- [TASK TO CARRY OUT] Find and return each line containing "关注配网信息化".

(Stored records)
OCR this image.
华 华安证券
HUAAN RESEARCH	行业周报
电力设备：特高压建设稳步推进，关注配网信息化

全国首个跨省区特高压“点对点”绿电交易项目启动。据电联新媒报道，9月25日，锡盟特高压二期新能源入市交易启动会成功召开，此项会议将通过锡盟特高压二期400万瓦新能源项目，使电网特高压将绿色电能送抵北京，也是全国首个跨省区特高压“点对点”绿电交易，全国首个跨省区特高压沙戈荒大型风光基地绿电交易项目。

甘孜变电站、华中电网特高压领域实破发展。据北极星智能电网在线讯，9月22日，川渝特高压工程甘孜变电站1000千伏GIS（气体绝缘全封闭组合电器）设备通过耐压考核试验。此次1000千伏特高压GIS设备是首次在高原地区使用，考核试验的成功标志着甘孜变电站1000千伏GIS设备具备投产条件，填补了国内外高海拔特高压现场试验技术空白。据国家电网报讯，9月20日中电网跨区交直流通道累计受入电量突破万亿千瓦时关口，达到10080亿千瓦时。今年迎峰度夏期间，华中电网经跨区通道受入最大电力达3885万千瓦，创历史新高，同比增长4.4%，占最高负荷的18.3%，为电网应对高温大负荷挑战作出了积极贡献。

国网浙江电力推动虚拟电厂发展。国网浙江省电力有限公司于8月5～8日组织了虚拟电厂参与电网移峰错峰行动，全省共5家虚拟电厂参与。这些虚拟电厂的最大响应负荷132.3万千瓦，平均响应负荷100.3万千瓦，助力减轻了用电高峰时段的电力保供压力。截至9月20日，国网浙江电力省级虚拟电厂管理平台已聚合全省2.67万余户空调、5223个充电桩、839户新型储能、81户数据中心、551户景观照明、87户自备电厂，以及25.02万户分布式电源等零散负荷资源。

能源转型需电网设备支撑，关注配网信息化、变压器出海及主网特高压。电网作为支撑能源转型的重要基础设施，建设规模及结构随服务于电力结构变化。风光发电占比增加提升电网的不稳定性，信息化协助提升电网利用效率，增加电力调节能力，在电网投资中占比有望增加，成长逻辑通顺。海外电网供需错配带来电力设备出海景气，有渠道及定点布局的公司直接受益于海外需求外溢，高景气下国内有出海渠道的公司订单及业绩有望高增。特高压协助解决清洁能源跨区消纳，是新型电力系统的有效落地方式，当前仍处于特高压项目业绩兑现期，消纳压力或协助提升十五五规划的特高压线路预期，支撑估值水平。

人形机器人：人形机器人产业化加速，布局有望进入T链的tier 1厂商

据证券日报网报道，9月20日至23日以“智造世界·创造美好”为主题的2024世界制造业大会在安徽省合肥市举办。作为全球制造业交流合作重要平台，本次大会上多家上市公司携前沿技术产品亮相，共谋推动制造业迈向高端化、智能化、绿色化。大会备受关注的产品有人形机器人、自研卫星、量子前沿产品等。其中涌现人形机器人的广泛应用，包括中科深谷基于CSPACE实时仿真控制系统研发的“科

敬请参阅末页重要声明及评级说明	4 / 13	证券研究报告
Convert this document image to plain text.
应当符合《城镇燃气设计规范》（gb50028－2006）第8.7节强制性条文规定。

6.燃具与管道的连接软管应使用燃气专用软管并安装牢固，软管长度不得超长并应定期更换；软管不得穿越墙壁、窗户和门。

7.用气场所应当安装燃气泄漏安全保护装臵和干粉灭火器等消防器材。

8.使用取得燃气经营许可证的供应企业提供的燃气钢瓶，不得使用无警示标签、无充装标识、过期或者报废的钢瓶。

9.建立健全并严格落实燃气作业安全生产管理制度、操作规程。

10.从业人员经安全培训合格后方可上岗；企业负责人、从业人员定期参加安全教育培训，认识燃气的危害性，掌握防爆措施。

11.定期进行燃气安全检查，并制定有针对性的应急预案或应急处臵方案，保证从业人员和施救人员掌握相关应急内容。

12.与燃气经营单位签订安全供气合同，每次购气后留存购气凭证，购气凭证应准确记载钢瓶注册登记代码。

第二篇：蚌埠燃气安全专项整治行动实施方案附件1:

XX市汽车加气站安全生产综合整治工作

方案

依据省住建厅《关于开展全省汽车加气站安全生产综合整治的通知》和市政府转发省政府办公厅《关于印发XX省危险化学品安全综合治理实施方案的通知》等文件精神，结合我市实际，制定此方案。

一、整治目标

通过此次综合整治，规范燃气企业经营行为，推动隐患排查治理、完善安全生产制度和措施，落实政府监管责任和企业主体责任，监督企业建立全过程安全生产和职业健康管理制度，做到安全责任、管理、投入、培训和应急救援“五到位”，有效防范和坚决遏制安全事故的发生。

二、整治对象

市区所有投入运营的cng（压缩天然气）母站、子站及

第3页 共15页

- [OUTPUT BELOW]
电力设备：特高压建设稳步推进，关注配网信息化
能源转型需电网设备支撑，关注配网信息化、变压器出海及主网特高压。电网作为支撑能源转型的重要基础设施，建设规模及结构随服务于电力结构变化。风光发电占比增加提升电网的不稳定性，信息化协助提升电网利用效率，增加电力调节能力，在电网投资中占比有望增加，成长逻辑通顺。海外电网供需错配带来电力设备出海景气，有渠道及定点布局的公司直接受益于海外需求外溢，高景气下国内有出海渠道的公司订单及业绩有望高增。特高压协助解决清洁能源跨区消纳，是新型电力系统的有效落地方式，当前仍处于特高压项目业绩兑现期，消纳压力或协助提升十五五规划的特高压线路预期，支撑估值水平。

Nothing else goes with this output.